### Written task
Only lines with the word "relative" are needed; collect each of them from the listing below.

### Entries shown

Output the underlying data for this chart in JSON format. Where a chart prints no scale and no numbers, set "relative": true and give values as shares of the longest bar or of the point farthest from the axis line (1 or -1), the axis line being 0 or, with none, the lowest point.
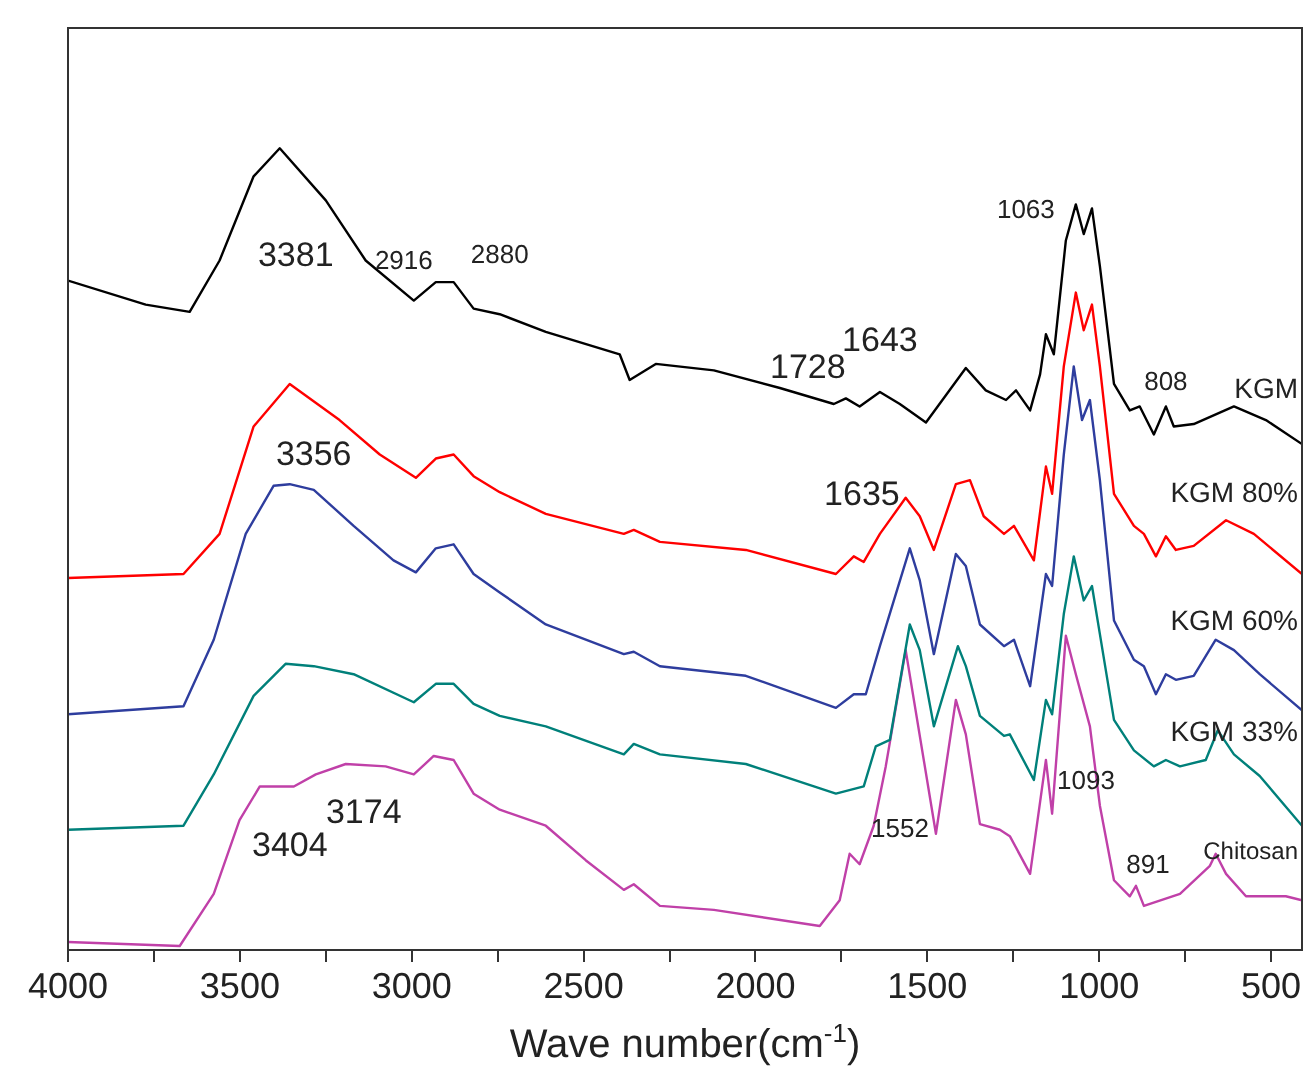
{
  "chart_data": {
    "type": "line",
    "xlabel": "Wave number(cm$^{-1}$)",
    "relative": true,
    "xlim": [
      4000,
      410
    ],
    "xticks": [
      4000,
      {
        "value": 3750,
        "label": null
      },
      3500,
      {
        "value": 3250,
        "label": null
      },
      3000,
      {
        "value": 2750,
        "label": null
      },
      2500,
      {
        "value": 2250,
        "label": null
      },
      2000,
      {
        "value": 1750,
        "label": null
      },
      1500,
      {
        "value": 1250,
        "label": null
      },
      1000,
      {
        "value": 750,
        "label": null
      },
      500
    ],
    "tick_labels": "x",
    "grid": false,
    "legend": false,
    "marker": "none",
    "line_style": "solid",
    "series": [
      {
        "name": "KGM",
        "color": "#000000",
        "x": [
          4000,
          3774,
          3646,
          3559,
          3460,
          3384,
          3250,
          3134,
          2994,
          2930,
          2878,
          2820,
          2744,
          2610,
          2395,
          2366,
          2290,
          2121,
          1929,
          1772,
          1737,
          1697,
          1638,
          1580,
          1504,
          1388,
          1330,
          1271,
          1242,
          1201,
          1172,
          1155,
          1132,
          1097,
          1068,
          1045,
          1021,
          998,
          957,
          911,
          882,
          841,
          806,
          783,
          725,
          608,
          515,
          410
        ],
        "values": [
          0.835,
          0.805,
          0.796,
          0.86,
          0.965,
          1,
          0.935,
          0.86,
          0.81,
          0.833,
          0.833,
          0.8,
          0.793,
          0.771,
          0.743,
          0.711,
          0.731,
          0.723,
          0.701,
          0.681,
          0.688,
          0.678,
          0.696,
          0.681,
          0.658,
          0.726,
          0.698,
          0.686,
          0.698,
          0.673,
          0.718,
          0.768,
          0.743,
          0.885,
          0.93,
          0.893,
          0.925,
          0.853,
          0.706,
          0.673,
          0.678,
          0.643,
          0.678,
          0.653,
          0.656,
          0.678,
          0.661,
          0.631
        ]
      },
      {
        "name": "KGM 80%",
        "color": "#ff0000",
        "x": [
          4000,
          3664,
          3559,
          3460,
          3355,
          3210,
          3093,
          2988,
          2930,
          2878,
          2820,
          2744,
          2610,
          2383,
          2354,
          2278,
          2028,
          1766,
          1714,
          1685,
          1638,
          1563,
          1522,
          1481,
          1417,
          1376,
          1336,
          1277,
          1248,
          1190,
          1155,
          1137,
          1103,
          1068,
          1045,
          1021,
          998,
          957,
          899,
          870,
          835,
          806,
          777,
          725,
          631,
          550,
          410
        ],
        "values": [
          0.464,
          0.469,
          0.519,
          0.653,
          0.706,
          0.661,
          0.618,
          0.589,
          0.613,
          0.618,
          0.591,
          0.571,
          0.544,
          0.519,
          0.524,
          0.509,
          0.499,
          0.469,
          0.491,
          0.484,
          0.519,
          0.564,
          0.541,
          0.499,
          0.581,
          0.586,
          0.541,
          0.519,
          0.529,
          0.486,
          0.603,
          0.569,
          0.728,
          0.82,
          0.773,
          0.805,
          0.728,
          0.569,
          0.529,
          0.519,
          0.491,
          0.516,
          0.499,
          0.504,
          0.536,
          0.519,
          0.469
        ]
      },
      {
        "name": "KGM 60%",
        "color": "#2e3d9e",
        "x": [
          4000,
          3664,
          3576,
          3483,
          3402,
          3355,
          3285,
          3169,
          3053,
          2988,
          2930,
          2878,
          2820,
          2744,
          2610,
          2383,
          2354,
          2278,
          2028,
          1766,
          1714,
          1679,
          1638,
          1551,
          1522,
          1481,
          1417,
          1388,
          1347,
          1277,
          1248,
          1201,
          1155,
          1137,
          1103,
          1074,
          1050,
          1027,
          998,
          957,
          899,
          870,
          835,
          806,
          777,
          725,
          661,
          608,
          533,
          410
        ],
        "values": [
          0.294,
          0.304,
          0.387,
          0.519,
          0.579,
          0.581,
          0.574,
          0.529,
          0.486,
          0.471,
          0.501,
          0.506,
          0.469,
          0.446,
          0.406,
          0.369,
          0.372,
          0.354,
          0.342,
          0.302,
          0.319,
          0.319,
          0.379,
          0.501,
          0.461,
          0.369,
          0.494,
          0.479,
          0.406,
          0.379,
          0.387,
          0.329,
          0.469,
          0.454,
          0.618,
          0.728,
          0.661,
          0.686,
          0.586,
          0.411,
          0.362,
          0.354,
          0.319,
          0.344,
          0.337,
          0.342,
          0.387,
          0.374,
          0.344,
          0.299
        ]
      },
      {
        "name": "KGM 33%",
        "color": "#00807a",
        "x": [
          4000,
          3664,
          3576,
          3460,
          3367,
          3285,
          3169,
          2994,
          2930,
          2878,
          2820,
          2744,
          2610,
          2383,
          2354,
          2278,
          2028,
          1766,
          1685,
          1650,
          1609,
          1551,
          1522,
          1481,
          1411,
          1388,
          1347,
          1277,
          1260,
          1190,
          1155,
          1137,
          1103,
          1074,
          1045,
          1021,
          998,
          957,
          899,
          841,
          806,
          765,
          690,
          655,
          608,
          533,
          410
        ],
        "values": [
          0.15,
          0.155,
          0.219,
          0.317,
          0.357,
          0.354,
          0.344,
          0.309,
          0.332,
          0.332,
          0.307,
          0.292,
          0.279,
          0.244,
          0.257,
          0.244,
          0.232,
          0.195,
          0.204,
          0.254,
          0.262,
          0.406,
          0.374,
          0.279,
          0.379,
          0.354,
          0.292,
          0.267,
          0.269,
          0.212,
          0.312,
          0.294,
          0.419,
          0.491,
          0.436,
          0.454,
          0.394,
          0.287,
          0.249,
          0.229,
          0.237,
          0.229,
          0.237,
          0.274,
          0.244,
          0.217,
          0.155
        ]
      },
      {
        "name": "Chitosan",
        "color": "#c040a8",
        "x": [
          4000,
          3675,
          3576,
          3501,
          3442,
          3343,
          3279,
          3192,
          3076,
          2994,
          2936,
          2878,
          2820,
          2744,
          2610,
          2494,
          2383,
          2354,
          2278,
          2121,
          1813,
          1755,
          1726,
          1697,
          1656,
          1621,
          1563,
          1475,
          1417,
          1388,
          1347,
          1289,
          1260,
          1201,
          1155,
          1137,
          1097,
          1068,
          1027,
          998,
          957,
          911,
          893,
          870,
          765,
          678,
          661,
          631,
          573,
          457,
          410
        ],
        "values": [
          0.01,
          0.005,
          0.07,
          0.162,
          0.204,
          0.204,
          0.219,
          0.232,
          0.229,
          0.219,
          0.242,
          0.237,
          0.195,
          0.175,
          0.155,
          0.112,
          0.075,
          0.082,
          0.055,
          0.05,
          0.03,
          0.062,
          0.12,
          0.107,
          0.155,
          0.229,
          0.374,
          0.145,
          0.312,
          0.269,
          0.157,
          0.15,
          0.142,
          0.095,
          0.237,
          0.17,
          0.392,
          0.344,
          0.279,
          0.18,
          0.087,
          0.067,
          0.08,
          0.055,
          0.07,
          0.105,
          0.12,
          0.095,
          0.067,
          0.067,
          0.062
        ]
      }
    ],
    "annotations": [
      {
        "text": "3381",
        "x": 3384,
        "y": 1
      },
      {
        "text": "2916",
        "x": 2930,
        "y": 0.833
      },
      {
        "text": "2880",
        "x": 2878,
        "y": 0.833
      },
      {
        "text": "1063",
        "x": 1068,
        "y": 0.93
      },
      {
        "text": "1728",
        "x": 1737,
        "y": 0.688
      },
      {
        "text": "1643",
        "x": 1638,
        "y": 0.696
      },
      {
        "text": "808",
        "x": 806,
        "y": 0.678
      },
      {
        "text": "3356",
        "x": 3355,
        "y": 0.706
      },
      {
        "text": "1635",
        "x": 1638,
        "y": 0.519
      },
      {
        "text": "3174",
        "x": 3192,
        "y": 0.232
      },
      {
        "text": "3404",
        "x": 3442,
        "y": 0.204
      },
      "1552",
      "1093",
      {
        "text": "891",
        "x": 893,
        "y": 0.08
      }
    ]
  }
}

### Result of the exercise
Output the underlying data for this chart in JSON format. Where a chart prints no scale and no numbers, set "relative": true and give values as shares of the longest bar or of the point farthest from the axis line (1 or -1), the axis line being 0 or, with none, the lowest point.
    "relative": true,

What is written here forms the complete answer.